» **Exercise aim**: Scan the data for "七年级课时练习" and copy the lines it appears in.

_ _ _ _ _ _ _

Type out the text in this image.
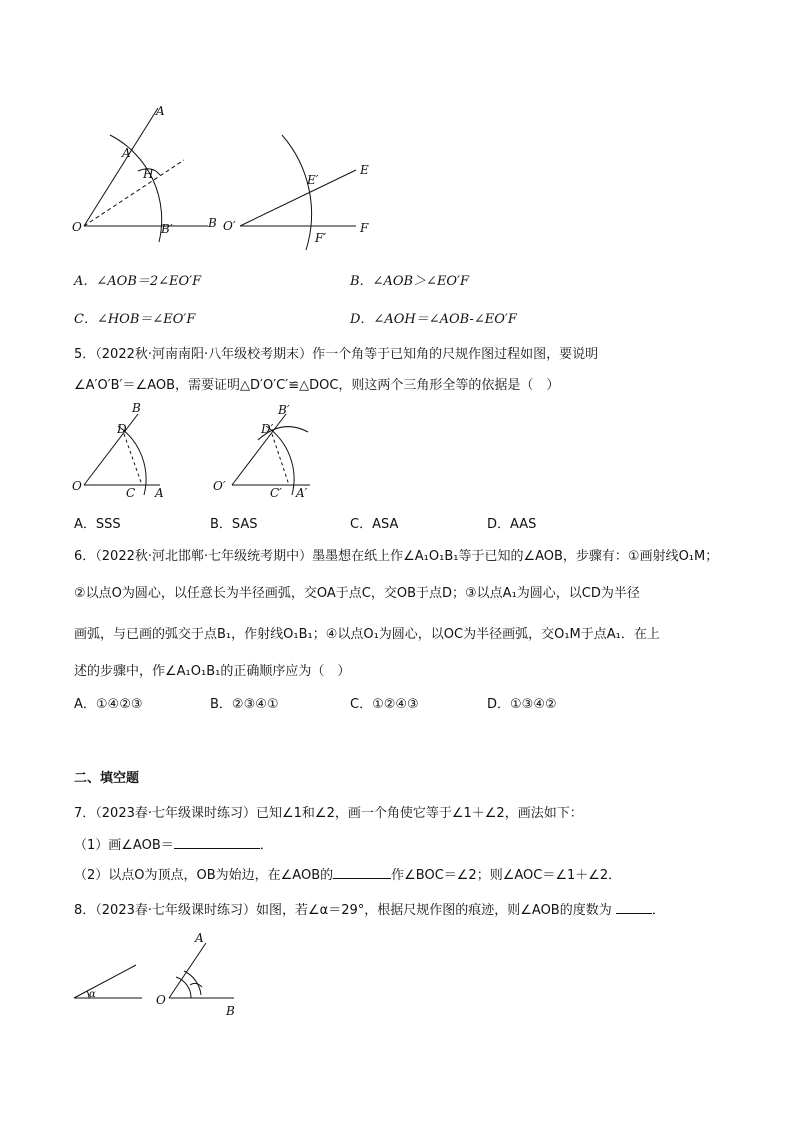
A
A′
H
O	B′	B
E′
E
O′	F
F′
A．∠AOB＝2∠EO′F	B．∠AOB＞∠EO′F
C．∠HOB＝∠EO′F	D．∠AOH＝∠AOB-∠EO′F
5．（2022秋·河南南阳·八年级校考期末）作一个角等于已知角的尺规作图过程如图，要说明
∠A′O′B′＝∠AOB，需要证明△D′O′C′≌△DOC，则这两个三角形全等的依据是（　）
B
D
O	C A
B′
D′
O′	C′ A′
A．SSS	B．SAS	C．ASA	D．AAS
6．（2022秋·河北邯郸·七年级统考期中）墨墨想在纸上作∠A₁O₁B₁等于已知的∠AOB，步骤有：①画射线O₁M；
②以点O为圆心，以任意长为半径画弧，交OA于点C，交OB于点D；③以点A₁为圆心，以CD为半径
画弧，与已画的弧交于点B₁，作射线O₁B₁；④以点O₁为圆心，以OC为半径画弧，交O₁M于点A₁．在上
述的步骤中，作∠A₁O₁B₁的正确顺序应为（　）
A．①④②③	B．②③④①	C．①②④③	D．①③④②
二、填空题
7．（2023春·七年级课时练习）已知∠1和∠2，画一个角使它等于∠1＋∠2，画法如下：
（1）画∠AOB＝	．
（2）以点O为顶点，OB为始边，在∠AOB的	作∠BOC＝∠2；则∠AOC＝∠1＋∠2．
8．（2023春·七年级课时练习）如图，若∠α＝29°，根据尺规作图的痕迹，则∠AOB的度数为	．
α
A
O
B
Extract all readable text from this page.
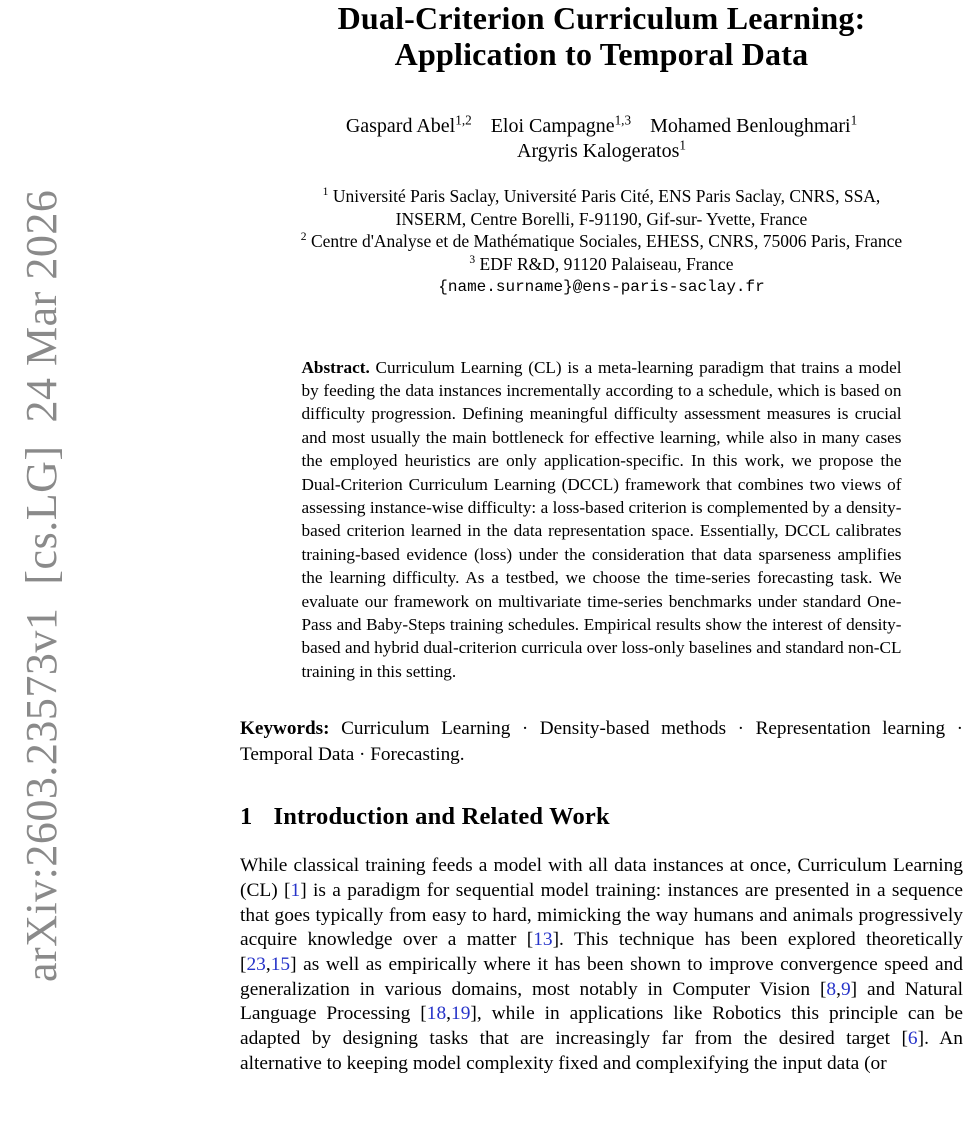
arXiv:2603.23573v1  [cs.LG]  24 Mar 2026
Dual-Criterion Curriculum Learning:
Application to Temporal Data
Gaspard Abel$^{1,2}$ Eloi Campagne$^{1,3}$ Mohamed Benloughmari$^1$
Argyris Kalogeratos$^1$
$^1$ Université Paris Saclay, Université Paris Cité, ENS Paris Saclay, CNRS, SSA,
INSERM, Centre Borelli, F-91190, Gif-sur- Yvette, France
$^2$ Centre d'Analyse et de Mathématique Sociales, EHESS, CNRS, 75006 Paris, France
$^3$ EDF R&D, 91120 Palaiseau, France
{name.surname}@ens-paris-saclay.fr

Abstract. Curriculum Learning (CL) is a meta-learning paradigm that trains a model by feeding the data instances incrementally according to a schedule, which is based on difficulty progression. Defining meaningful difficulty assessment measures is crucial and most usually the main bottleneck for effective learning, while also in many cases the employed heuristics are only application-specific. In this work, we propose the Dual-Criterion Curriculum Learning (DCCL) framework that combines two views of assessing instance-wise difficulty: a loss-based criterion is complemented by a density-based criterion learned in the data representation space. Essentially, DCCL calibrates training-based evidence (loss) under the consideration that data sparseness amplifies the learning difficulty. As a testbed, we choose the time-series forecasting task. We evaluate our framework on multivariate time-series benchmarks under standard One-Pass and Baby-Steps training schedules. Empirical results show the interest of density-based and hybrid dual-criterion curricula over loss-only baselines and standard non-CL training in this setting.

Keywords: Curriculum Learning · Density-based methods · Representation learning · Temporal Data · Forecasting.

1 Introduction and Related Work

While classical training feeds a model with all data instances at once, Curriculum Learning (CL) [1] is a paradigm for sequential model training: instances are presented in a sequence that goes typically from easy to hard, mimicking the way humans and animals progressively acquire knowledge over a matter [13]. This technique has been explored theoretically [23,15] as well as empirically where it has been shown to improve convergence speed and generalization in various domains, most notably in Computer Vision [8,9] and Natural Language Processing [18,19], while in applications like Robotics this principle can be adapted by designing tasks that are increasingly far from the desired target [6]. An alternative to keeping model complexity fixed and complexifying the input data (or
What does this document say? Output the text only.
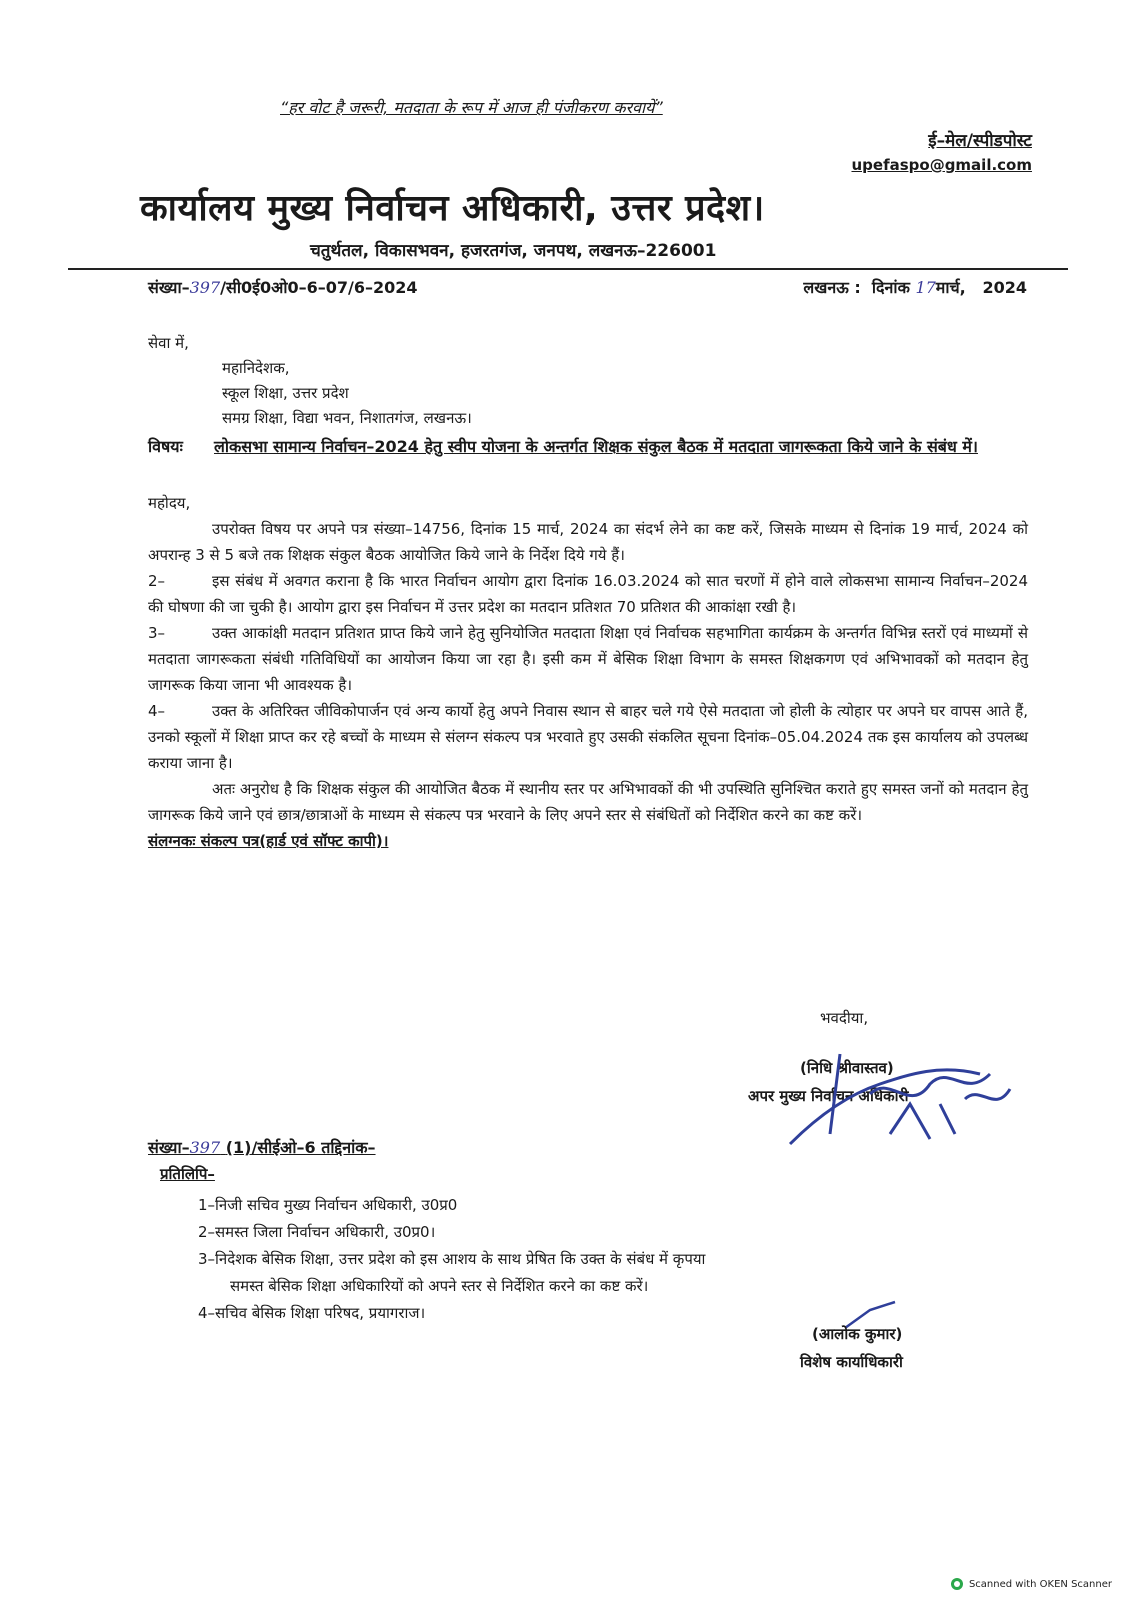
“हर वोट है जरूरी, मतदाता के रूप में आज ही पंजीकरण करवायें”
ई–मेल/स्पीडपोस्ट
upefaspo@gmail.com
कार्यालय मुख्य निर्वाचन अधिकारी, उत्तर प्रदेश।
चतुर्थतल, विकासभवन, हजरतगंज, जनपथ, लखनऊ–226001
संख्या–397/सी0ई0ओ0–6–07/6–2024	लखनऊ : दिनांक 17मार्च, 2024
सेवा में,
महानिदेशक,
स्कूल शिक्षा, उत्तर प्रदेश
समग्र शिक्षा, विद्या भवन, निशातगंज, लखनऊ।
विषयः लोकसभा सामान्य निर्वाचन–2024 हेतु स्वीप योजना के अन्तर्गत शिक्षक संकुल बैठक में मतदाता जागरूकता किये जाने के संबंध में।

महोदय,

उपरोक्त विषय पर अपने पत्र संख्या–14756, दिनांक 15 मार्च, 2024 का संदर्भ लेने का कष्ट करें, जिसके माध्यम से दिनांक 19 मार्च, 2024 को अपरान्ह 3 से 5 बजे तक शिक्षक संकुल बैठक आयोजित किये जाने के निर्देश दिये गये हैं।

2–	इस संबंध में अवगत कराना है कि भारत निर्वाचन आयोग द्वारा दिनांक 16.03.2024 को सात चरणों में होने वाले लोकसभा सामान्य निर्वाचन–2024 की घोषणा की जा चुकी है। आयोग द्वारा इस निर्वाचन में उत्तर प्रदेश का मतदान प्रतिशत 70 प्रतिशत की आकांक्षा रखी है।
3–	उक्त आकांक्षी मतदान प्रतिशत प्राप्त किये जाने हेतु सुनियोजित मतदाता शिक्षा एवं निर्वाचक सहभागिता कार्यक्रम के अन्तर्गत विभिन्न स्तरों एवं माध्यमों से मतदाता जागरूकता संबंधी गतिविधियों का आयोजन किया जा रहा है। इसी कम में बेसिक शिक्षा विभाग के समस्त शिक्षकगण एवं अभिभावकों को मतदान हेतु जागरूक किया जाना भी आवश्यक है।
4–	उक्त के अतिरिक्त जीविकोपार्जन एवं अन्य कार्यो हेतु अपने निवास स्थान से बाहर चले गये ऐसे मतदाता जो होली के त्योहार पर अपने घर वापस आते हैं, उनको स्कूलों में शिक्षा प्राप्त कर रहे बच्चों के माध्यम से संलग्न संकल्प पत्र भरवाते हुए उसकी संकलित सूचना दिनांक–05.04.2024 तक इस कार्यालय को उपलब्ध कराया जाना है।

अतः अनुरोध है कि शिक्षक संकुल की आयोजित बैठक में स्थानीय स्तर पर अभिभावकों की भी उपस्थिति सुनिश्चित कराते हुए समस्त जनों को मतदान हेतु जागरूक किये जाने एवं छात्र/छात्राओं के माध्यम से संकल्प पत्र भरवाने के लिए अपने स्तर से संबंधितों को निर्देशित करने का कष्ट करें।

संलग्नकः संकल्प पत्र(हार्ड एवं सॉफ्ट कापी)।

भवदीया,
(निधि श्रीवास्तव)
अपर मुख्य निर्वाचन अधिकारी
संख्या–397 (1)/सीईओ–6 तद्दिनांक–
प्रतिलिपि–
1–निजी सचिव मुख्य निर्वाचन अधिकारी, उ0प्र0
2–समस्त जिला निर्वाचन अधिकारी, उ0प्र0।
3–निदेशक बेसिक शिक्षा, उत्तर प्रदेश को इस आशय के साथ प्रेषित कि उक्त के संबंध में कृपया
समस्त बेसिक शिक्षा अधिकारियों को अपने स्तर से निर्देशित करने का कष्ट करें।
4–सचिव बेसिक शिक्षा परिषद, प्रयागराज।
(आलोक कुमार)
विशेष कार्याधिकारी
Scanned with OKEN Scanner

_ _ _ _ _ _ _

» **Answer to the task**:
7．（2023春·七年级课时练习）已知∠1和∠2，画一个角使它等于∠1＋∠2，画法如下：
8．（2023春·七年级课时练习）如图，若∠α＝29°，根据尺规作图的痕迹，则∠AOB的度数为	．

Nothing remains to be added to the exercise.